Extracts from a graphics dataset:
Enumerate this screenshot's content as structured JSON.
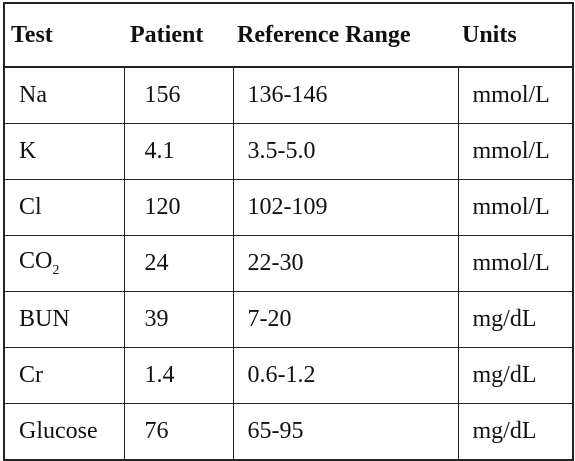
{
  "table": {
    "header": [
      "Test",
      "Patient",
      "Reference Range",
      "Units"
    ],
    "rows": [
      [
        "Na",
        "156",
        "136-146",
        "mmol/L"
      ],
      [
        "K",
        "4.1",
        "3.5-5.0",
        "mmol/L"
      ],
      [
        "Cl",
        "120",
        "102-109",
        "mmol/L"
      ],
      [
        {
          "base": "CO",
          "sub": "2"
        },
        "24",
        "22-30",
        "mmol/L"
      ],
      [
        "BUN",
        "39",
        "7-20",
        "mg/dL"
      ],
      [
        "Cr",
        "1.4",
        "0.6-1.2",
        "mg/dL"
      ],
      [
        "Glucose",
        "76",
        "65-95",
        "mg/dL"
      ]
    ]
  }
}
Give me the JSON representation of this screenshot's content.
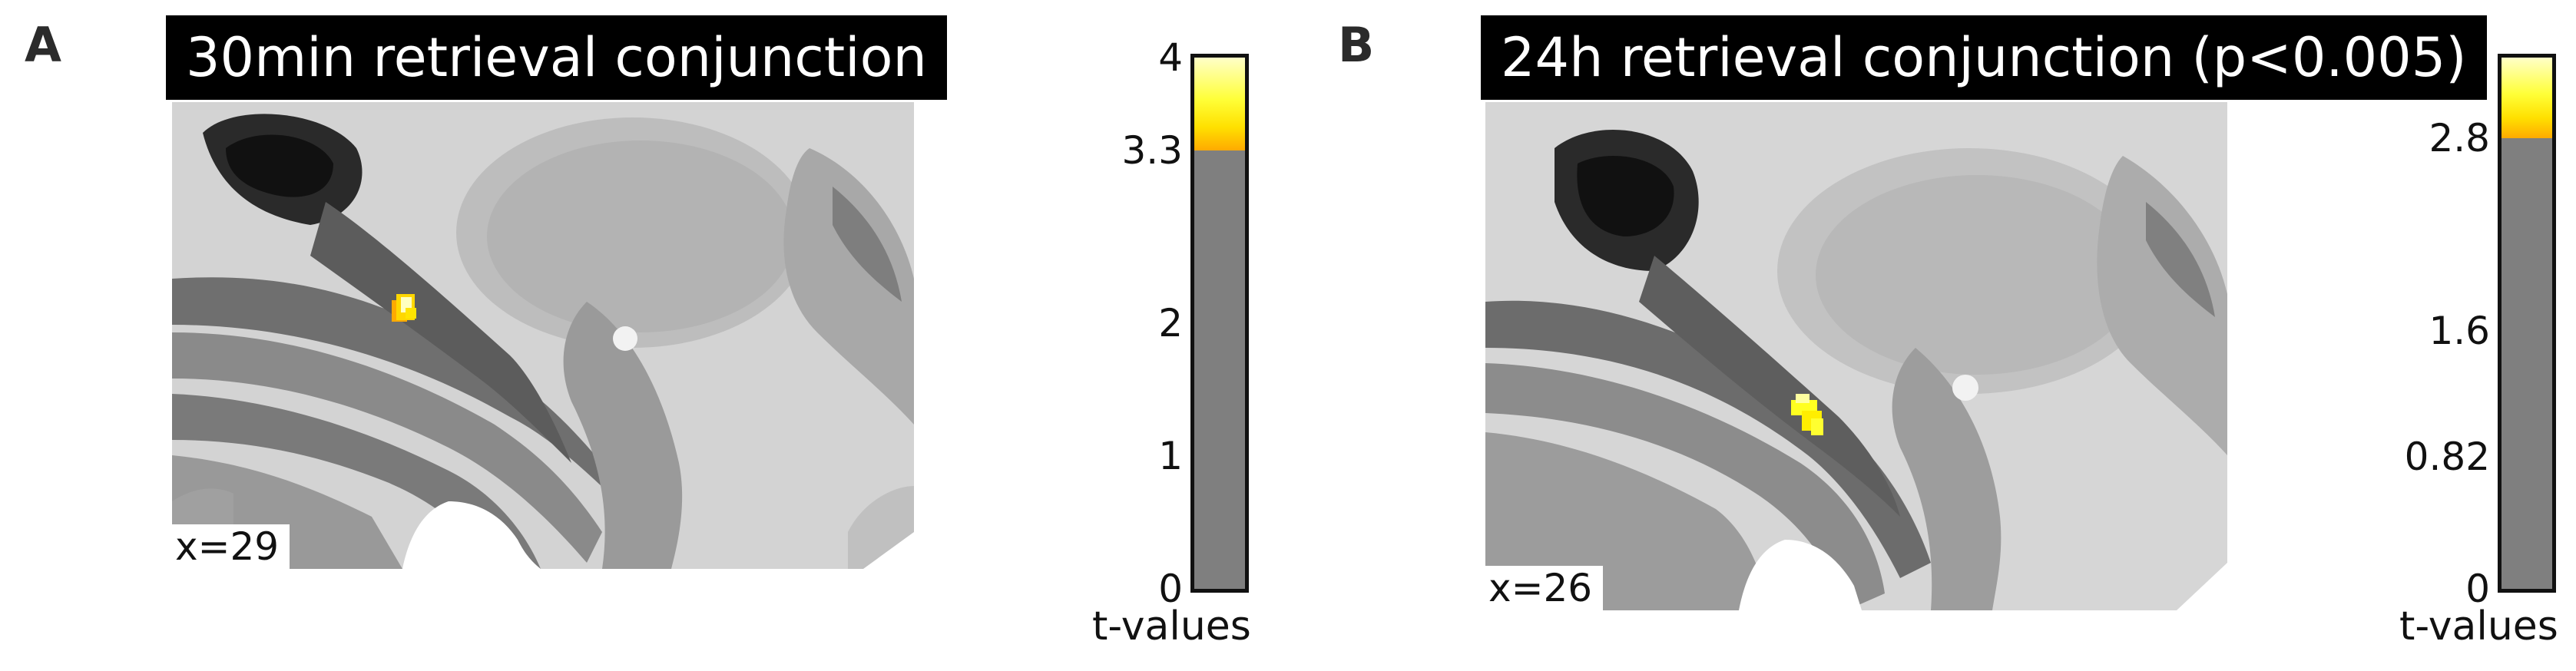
{
  "panels": [
    {
      "letter": "A",
      "title": "30min retrieval conjunction",
      "coord": "x=29",
      "colorbar": {
        "label": "t-values",
        "min": 0,
        "max": 4,
        "threshold": 3.3,
        "ticks": [
          "4",
          "3.3",
          "2",
          "1",
          "0"
        ]
      }
    },
    {
      "letter": "B",
      "title": "24h retrieval conjunction (p<0.005)",
      "coord": "x=26",
      "colorbar": {
        "label": "t-values",
        "min": 0,
        "max": 3.3,
        "threshold": 2.8,
        "ticks": [
          "2.8",
          "1.6",
          "0.82",
          "0"
        ]
      }
    }
  ],
  "colors": {
    "title_bg": "#000000",
    "title_fg": "#ffffff",
    "subthreshold": "#7f7f7f",
    "hot_low": "#ffaa00",
    "hot_high": "#ffffc8"
  }
}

**WHAT THE TASK ASKS**
Omit the pictures, and quote the material above exactly as given.

**REPLY TO THE EXERCISE**
Enumerate this screenshot's content as structured JSON.
{
  "table": {
    "header": [
      "Test",
      "Patient",
      "Reference Range",
      "Units"
    ],
    "rows": [
      [
        "Na",
        "156",
        "136-146",
        "mmol/L"
      ],
      [
        "K",
        "4.1",
        "3.5-5.0",
        "mmol/L"
      ],
      [
        "Cl",
        "120",
        "102-109",
        "mmol/L"
      ],
      [
        {
          "base": "CO",
          "sub": "2"
        },
        "24",
        "22-30",
        "mmol/L"
      ],
      [
        "BUN",
        "39",
        "7-20",
        "mg/dL"
      ],
      [
        "Cr",
        "1.4",
        "0.6-1.2",
        "mg/dL"
      ],
      [
        "Glucose",
        "76",
        "65-95",
        "mg/dL"
      ]
    ]
  }
}
Give me the JSON representation of this screenshot's content.
{
  "panels": [
    {
      "letter": "A",
      "title": "30min retrieval conjunction",
      "coord": "x=29",
      "colorbar": {
        "label": "t-values",
        "min": 0,
        "max": 4,
        "threshold": 3.3,
        "ticks": [
          "4",
          "3.3",
          "2",
          "1",
          "0"
        ]
      }
    },
    {
      "letter": "B",
      "title": "24h retrieval conjunction (p<0.005)",
      "coord": "x=26",
      "colorbar": {
        "label": "t-values",
        "min": 0,
        "max": 3.3,
        "threshold": 2.8,
        "ticks": [
          "2.8",
          "1.6",
          "0.82",
          "0"
        ]
      }
    }
  ],
  "colors": {
    "title_bg": "#000000",
    "title_fg": "#ffffff",
    "subthreshold": "#7f7f7f",
    "hot_low": "#ffaa00",
    "hot_high": "#ffffc8"
  }
}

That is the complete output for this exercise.